WORKING DATA:
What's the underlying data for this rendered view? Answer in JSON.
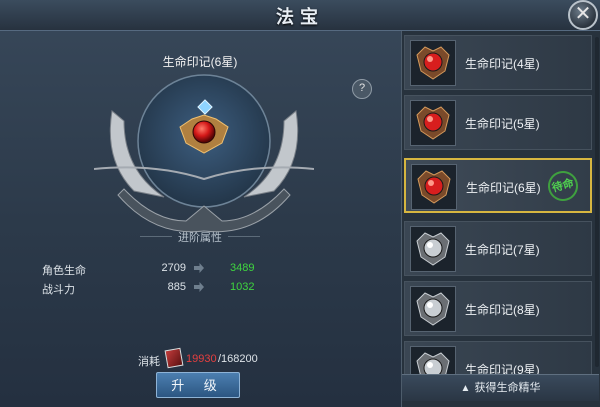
{
  "window": {
    "title": "法宝",
    "close_icon": "crossed-swords-icon"
  },
  "detail": {
    "item_name": "生命印记(6星)",
    "help_label": "?",
    "advanced_label": "进阶属性",
    "stats": [
      {
        "label": "角色生命",
        "current": "2709",
        "next": "3489"
      },
      {
        "label": "战斗力",
        "current": "885",
        "next": "1032"
      }
    ],
    "cost": {
      "label": "消耗",
      "current": "19930",
      "total": "/168200"
    },
    "upgrade_label": "升 级"
  },
  "list": {
    "items": [
      {
        "name": "生命印记(4星)",
        "gem": "red",
        "selected": false
      },
      {
        "name": "生命印记(5星)",
        "gem": "red",
        "selected": false
      },
      {
        "name": "生命印记(6星)",
        "gem": "red",
        "selected": true,
        "badge": "待命"
      },
      {
        "name": "生命印记(7星)",
        "gem": "gray",
        "selected": false
      },
      {
        "name": "生命印记(8星)",
        "gem": "gray",
        "selected": false
      },
      {
        "name": "生命印记(9星)",
        "gem": "gray",
        "selected": false
      }
    ],
    "obtain_label": "获得生命精华"
  },
  "colors": {
    "accent_gold": "#d6b640",
    "green_value": "#3fd63f",
    "red_value": "#e43f3f"
  }
}
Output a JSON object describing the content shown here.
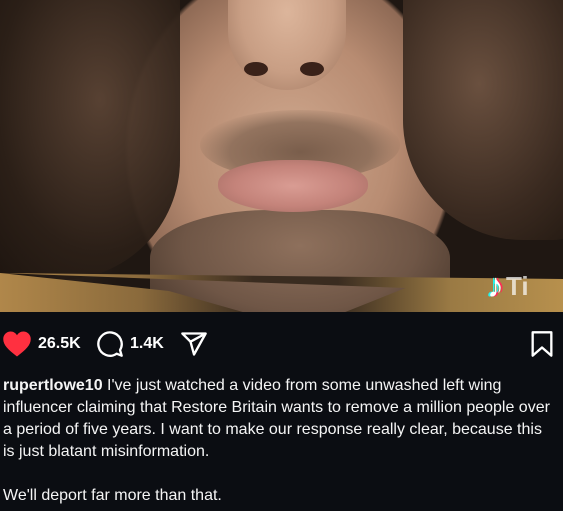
{
  "video": {
    "watermark_text": "Ti",
    "watermark_icon": "tiktok-icon"
  },
  "actions": {
    "like_icon": "heart-icon",
    "like_color": "#ff3040",
    "likes": "26.5K",
    "comment_icon": "comment-icon",
    "comments": "1.4K",
    "share_icon": "send-icon",
    "save_icon": "bookmark-icon"
  },
  "post": {
    "username": "rupertlowe10",
    "caption": "I've just watched a video from some unwashed left wing influencer claiming that Restore Britain wants to remove a million people over a period of five years. I want to make our response really clear, because this is just blatant misinformation.",
    "caption_second": "We'll deport far more than that."
  }
}
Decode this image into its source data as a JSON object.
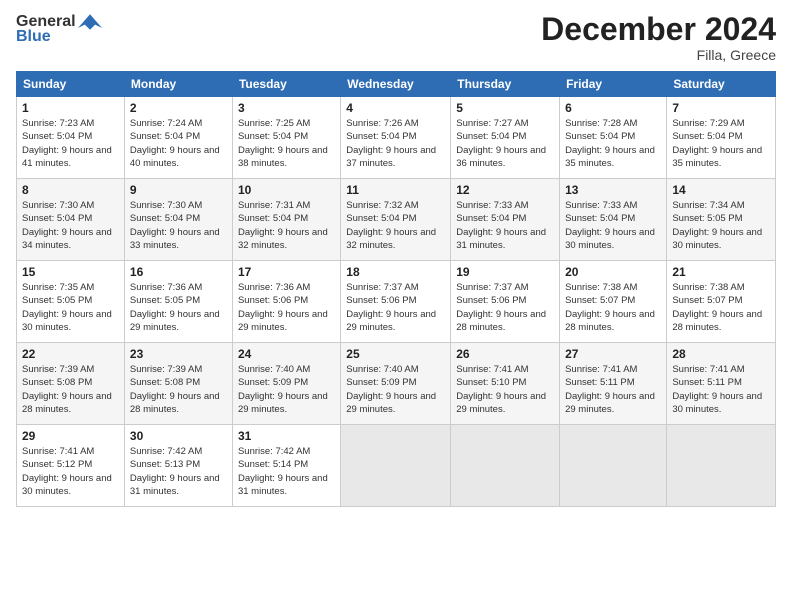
{
  "logo": {
    "general": "General",
    "blue": "Blue"
  },
  "header": {
    "month": "December 2024",
    "location": "Filla, Greece"
  },
  "weekdays": [
    "Sunday",
    "Monday",
    "Tuesday",
    "Wednesday",
    "Thursday",
    "Friday",
    "Saturday"
  ],
  "weeks": [
    [
      {
        "day": "1",
        "sunrise": "7:23 AM",
        "sunset": "5:04 PM",
        "daylight": "9 hours and 41 minutes."
      },
      {
        "day": "2",
        "sunrise": "7:24 AM",
        "sunset": "5:04 PM",
        "daylight": "9 hours and 40 minutes."
      },
      {
        "day": "3",
        "sunrise": "7:25 AM",
        "sunset": "5:04 PM",
        "daylight": "9 hours and 38 minutes."
      },
      {
        "day": "4",
        "sunrise": "7:26 AM",
        "sunset": "5:04 PM",
        "daylight": "9 hours and 37 minutes."
      },
      {
        "day": "5",
        "sunrise": "7:27 AM",
        "sunset": "5:04 PM",
        "daylight": "9 hours and 36 minutes."
      },
      {
        "day": "6",
        "sunrise": "7:28 AM",
        "sunset": "5:04 PM",
        "daylight": "9 hours and 35 minutes."
      },
      {
        "day": "7",
        "sunrise": "7:29 AM",
        "sunset": "5:04 PM",
        "daylight": "9 hours and 35 minutes."
      }
    ],
    [
      {
        "day": "8",
        "sunrise": "7:30 AM",
        "sunset": "5:04 PM",
        "daylight": "9 hours and 34 minutes."
      },
      {
        "day": "9",
        "sunrise": "7:30 AM",
        "sunset": "5:04 PM",
        "daylight": "9 hours and 33 minutes."
      },
      {
        "day": "10",
        "sunrise": "7:31 AM",
        "sunset": "5:04 PM",
        "daylight": "9 hours and 32 minutes."
      },
      {
        "day": "11",
        "sunrise": "7:32 AM",
        "sunset": "5:04 PM",
        "daylight": "9 hours and 32 minutes."
      },
      {
        "day": "12",
        "sunrise": "7:33 AM",
        "sunset": "5:04 PM",
        "daylight": "9 hours and 31 minutes."
      },
      {
        "day": "13",
        "sunrise": "7:33 AM",
        "sunset": "5:04 PM",
        "daylight": "9 hours and 30 minutes."
      },
      {
        "day": "14",
        "sunrise": "7:34 AM",
        "sunset": "5:05 PM",
        "daylight": "9 hours and 30 minutes."
      }
    ],
    [
      {
        "day": "15",
        "sunrise": "7:35 AM",
        "sunset": "5:05 PM",
        "daylight": "9 hours and 30 minutes."
      },
      {
        "day": "16",
        "sunrise": "7:36 AM",
        "sunset": "5:05 PM",
        "daylight": "9 hours and 29 minutes."
      },
      {
        "day": "17",
        "sunrise": "7:36 AM",
        "sunset": "5:06 PM",
        "daylight": "9 hours and 29 minutes."
      },
      {
        "day": "18",
        "sunrise": "7:37 AM",
        "sunset": "5:06 PM",
        "daylight": "9 hours and 29 minutes."
      },
      {
        "day": "19",
        "sunrise": "7:37 AM",
        "sunset": "5:06 PM",
        "daylight": "9 hours and 28 minutes."
      },
      {
        "day": "20",
        "sunrise": "7:38 AM",
        "sunset": "5:07 PM",
        "daylight": "9 hours and 28 minutes."
      },
      {
        "day": "21",
        "sunrise": "7:38 AM",
        "sunset": "5:07 PM",
        "daylight": "9 hours and 28 minutes."
      }
    ],
    [
      {
        "day": "22",
        "sunrise": "7:39 AM",
        "sunset": "5:08 PM",
        "daylight": "9 hours and 28 minutes."
      },
      {
        "day": "23",
        "sunrise": "7:39 AM",
        "sunset": "5:08 PM",
        "daylight": "9 hours and 28 minutes."
      },
      {
        "day": "24",
        "sunrise": "7:40 AM",
        "sunset": "5:09 PM",
        "daylight": "9 hours and 29 minutes."
      },
      {
        "day": "25",
        "sunrise": "7:40 AM",
        "sunset": "5:09 PM",
        "daylight": "9 hours and 29 minutes."
      },
      {
        "day": "26",
        "sunrise": "7:41 AM",
        "sunset": "5:10 PM",
        "daylight": "9 hours and 29 minutes."
      },
      {
        "day": "27",
        "sunrise": "7:41 AM",
        "sunset": "5:11 PM",
        "daylight": "9 hours and 29 minutes."
      },
      {
        "day": "28",
        "sunrise": "7:41 AM",
        "sunset": "5:11 PM",
        "daylight": "9 hours and 30 minutes."
      }
    ],
    [
      {
        "day": "29",
        "sunrise": "7:41 AM",
        "sunset": "5:12 PM",
        "daylight": "9 hours and 30 minutes."
      },
      {
        "day": "30",
        "sunrise": "7:42 AM",
        "sunset": "5:13 PM",
        "daylight": "9 hours and 31 minutes."
      },
      {
        "day": "31",
        "sunrise": "7:42 AM",
        "sunset": "5:14 PM",
        "daylight": "9 hours and 31 minutes."
      },
      null,
      null,
      null,
      null
    ]
  ]
}
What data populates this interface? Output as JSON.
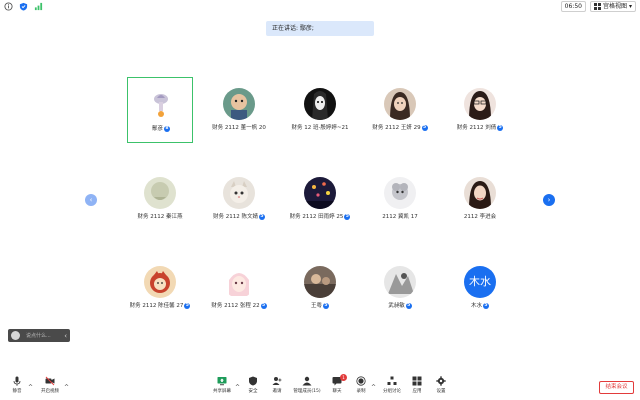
{
  "topbar": {
    "timer": "06:50",
    "view_label": "宫格视图",
    "view_caret": "▾"
  },
  "speaking": {
    "text": "正在讲话: 鄢彦;"
  },
  "participants": [
    {
      "name": "鄢彦",
      "badge": "8"
    },
    {
      "name": "财务 2112 董一帆 20",
      "badge": ""
    },
    {
      "name": "财务 12 班-殷婷婷~21",
      "badge": ""
    },
    {
      "name": "财务 2112 王妍 29",
      "badge": "5"
    },
    {
      "name": "财务 2112 刘倩",
      "badge": "5"
    },
    {
      "name": "财务 2112 秦江燕",
      "badge": ""
    },
    {
      "name": "财务 2112 陈文婧",
      "badge": "5"
    },
    {
      "name": "财务 2112 田雨婷 25",
      "badge": "5"
    },
    {
      "name": "2112 冀凯 17",
      "badge": ""
    },
    {
      "name": "2112 李进会",
      "badge": ""
    },
    {
      "name": "财务 2112 陈佳馨 27",
      "badge": "5"
    },
    {
      "name": "财务 2112 张程 22",
      "badge": "5"
    },
    {
      "name": "王粤",
      "badge": "5"
    },
    {
      "name": "武昶敏",
      "badge": "5"
    },
    {
      "name": "木水",
      "badge": "5"
    }
  ],
  "avatar_texts": {
    "mushui": "木水"
  },
  "nav": {
    "prev": "‹",
    "next": "›"
  },
  "chat": {
    "placeholder": "说点什么...",
    "collapse": "‹"
  },
  "toolbar": {
    "mute": "静音",
    "video": "开启视频",
    "share": "共享屏幕",
    "security": "安全",
    "invite": "邀请",
    "participants": "管理成员(15)",
    "chat": "聊天",
    "chat_badge": "1",
    "record": "录制",
    "breakout": "分组讨论",
    "apps": "应用",
    "settings": "设置",
    "end": "结束会议",
    "caret": "^"
  },
  "colors": {
    "accent": "#1a6ff0",
    "active_border": "#3cc26a",
    "end": "#e23b3b"
  }
}
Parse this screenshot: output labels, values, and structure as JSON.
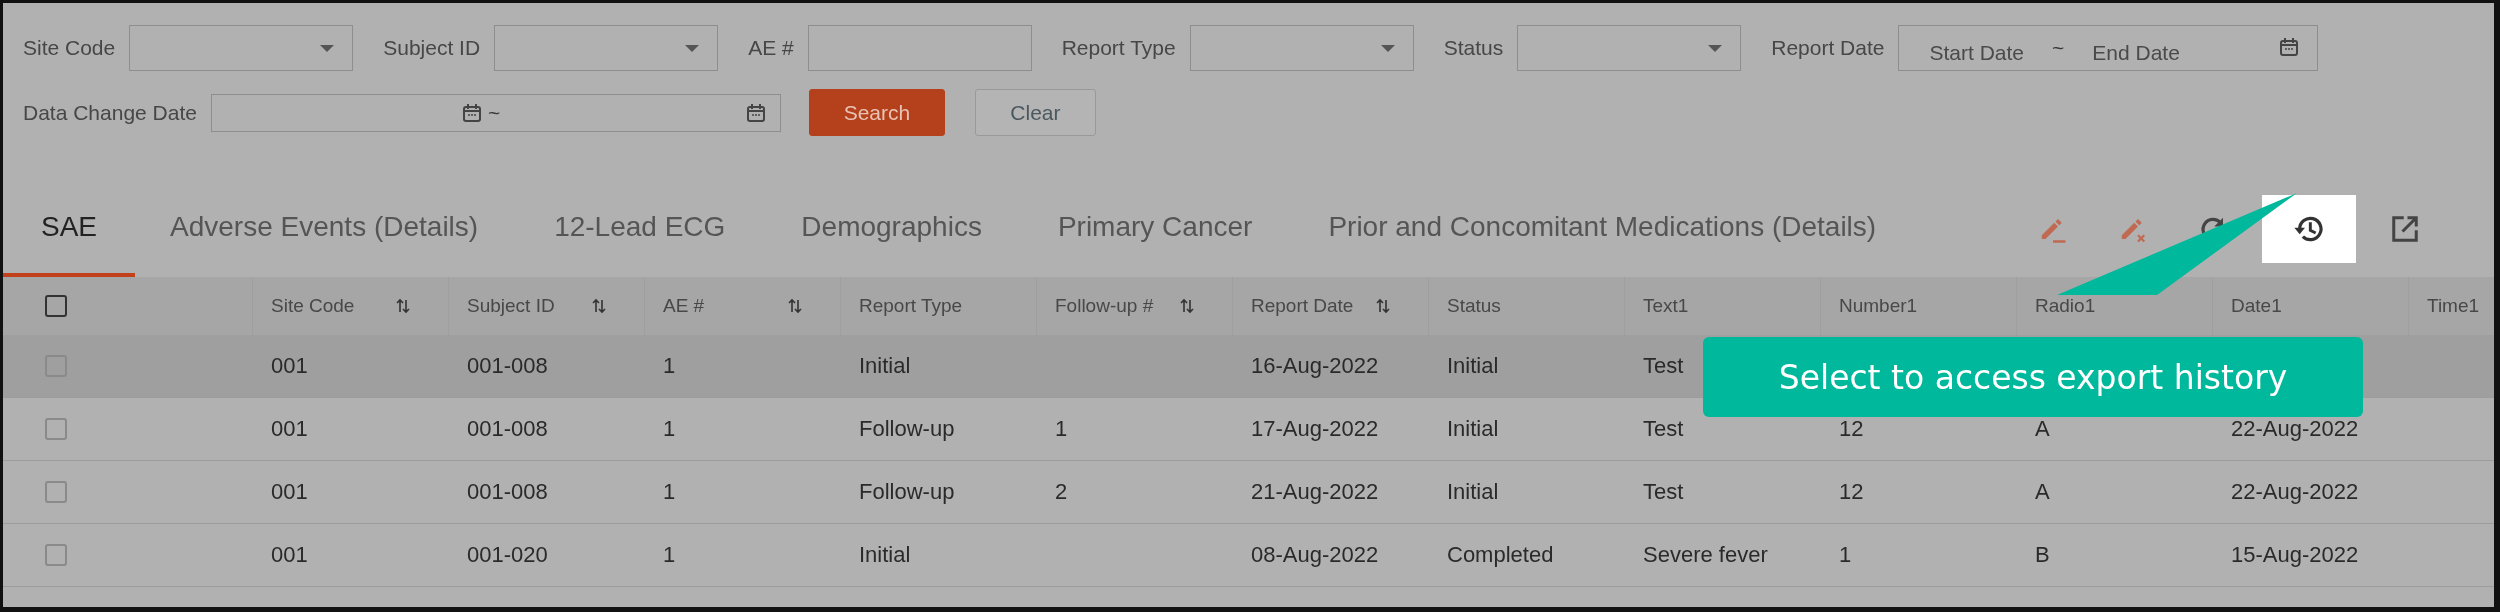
{
  "filters": [
    [
      {
        "kind": "select",
        "label": "Site Code"
      },
      {
        "kind": "select",
        "label": "Subject ID"
      },
      {
        "kind": "input",
        "label": "AE #"
      },
      {
        "kind": "select",
        "label": "Report Type"
      },
      {
        "kind": "select",
        "label": "Status"
      },
      {
        "kind": "daterange",
        "label": "Report Date",
        "start_placeholder": "Start Date",
        "separator": "~",
        "end_placeholder": "End Date"
      }
    ],
    [
      {
        "kind": "daterange2",
        "label": "Data Change Date",
        "separator": "~"
      },
      {
        "kind": "button",
        "label": "Search",
        "primary": true
      },
      {
        "kind": "button",
        "label": "Clear",
        "primary": false
      }
    ]
  ],
  "tabs": [
    {
      "label": "SAE",
      "selected": true
    },
    {
      "label": "Adverse Events (Details)",
      "selected": false
    },
    {
      "label": "12-Lead ECG",
      "selected": false
    },
    {
      "label": "Demographics",
      "selected": false
    },
    {
      "label": "Primary Cancer",
      "selected": false
    },
    {
      "label": "Prior and Concomitant Medications (Details)",
      "selected": false
    }
  ],
  "toolbar": [
    {
      "kind": "edit",
      "highlighted": false
    },
    {
      "kind": "edit-delete",
      "highlighted": false
    },
    {
      "kind": "refresh",
      "highlighted": false
    },
    {
      "kind": "history",
      "highlighted": true
    },
    {
      "kind": "export",
      "highlighted": false
    }
  ],
  "table": {
    "header_checked": false,
    "columns": [
      {
        "label": "Site Code",
        "sortable": true
      },
      {
        "label": "Subject ID",
        "sortable": true
      },
      {
        "label": "AE #",
        "sortable": true
      },
      {
        "label": "Report Type"
      },
      {
        "label": "Follow-up #",
        "sortable": true
      },
      {
        "label": "Report Date",
        "sortable": true
      },
      {
        "label": "Status"
      },
      {
        "label": "Text1"
      },
      {
        "label": "Number1"
      },
      {
        "label": "Radio1"
      },
      {
        "label": "Date1"
      },
      {
        "label": "Time1"
      }
    ],
    "rows": [
      {
        "checked": false,
        "hovered": true,
        "cells": [
          "001",
          "001-008",
          "1",
          "Initial",
          null,
          "16-Aug-2022",
          "Initial",
          "Test",
          null,
          null,
          null,
          null
        ]
      },
      {
        "checked": false,
        "hovered": false,
        "cells": [
          "001",
          "001-008",
          "1",
          "Follow-up",
          "1",
          "17-Aug-2022",
          "Initial",
          "Test",
          "12",
          "A",
          "22-Aug-2022",
          null
        ]
      },
      {
        "checked": false,
        "hovered": false,
        "cells": [
          "001",
          "001-008",
          "1",
          "Follow-up",
          "2",
          "21-Aug-2022",
          "Initial",
          "Test",
          "12",
          "A",
          "22-Aug-2022",
          null
        ]
      },
      {
        "checked": false,
        "hovered": false,
        "cells": [
          "001",
          "001-020",
          "1",
          "Initial",
          null,
          "08-Aug-2022",
          "Completed",
          "Severe fever",
          "1",
          "B",
          "15-Aug-2022",
          null
        ]
      }
    ]
  },
  "tooltip": {
    "text": "Select to access export history"
  }
}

THE EXERCISE: Extract every line of the records above that contains the word "生命印记".

EXPECTED ANSWER:
    "item_name": "生命印记(6星)",
        "name": "生命印记(4星)",
        "name": "生命印记(5星)",
        "name": "生命印记(6星)",
        "name": "生命印记(7星)",
        "name": "生命印记(8星)",
        "name": "生命印记(9星)",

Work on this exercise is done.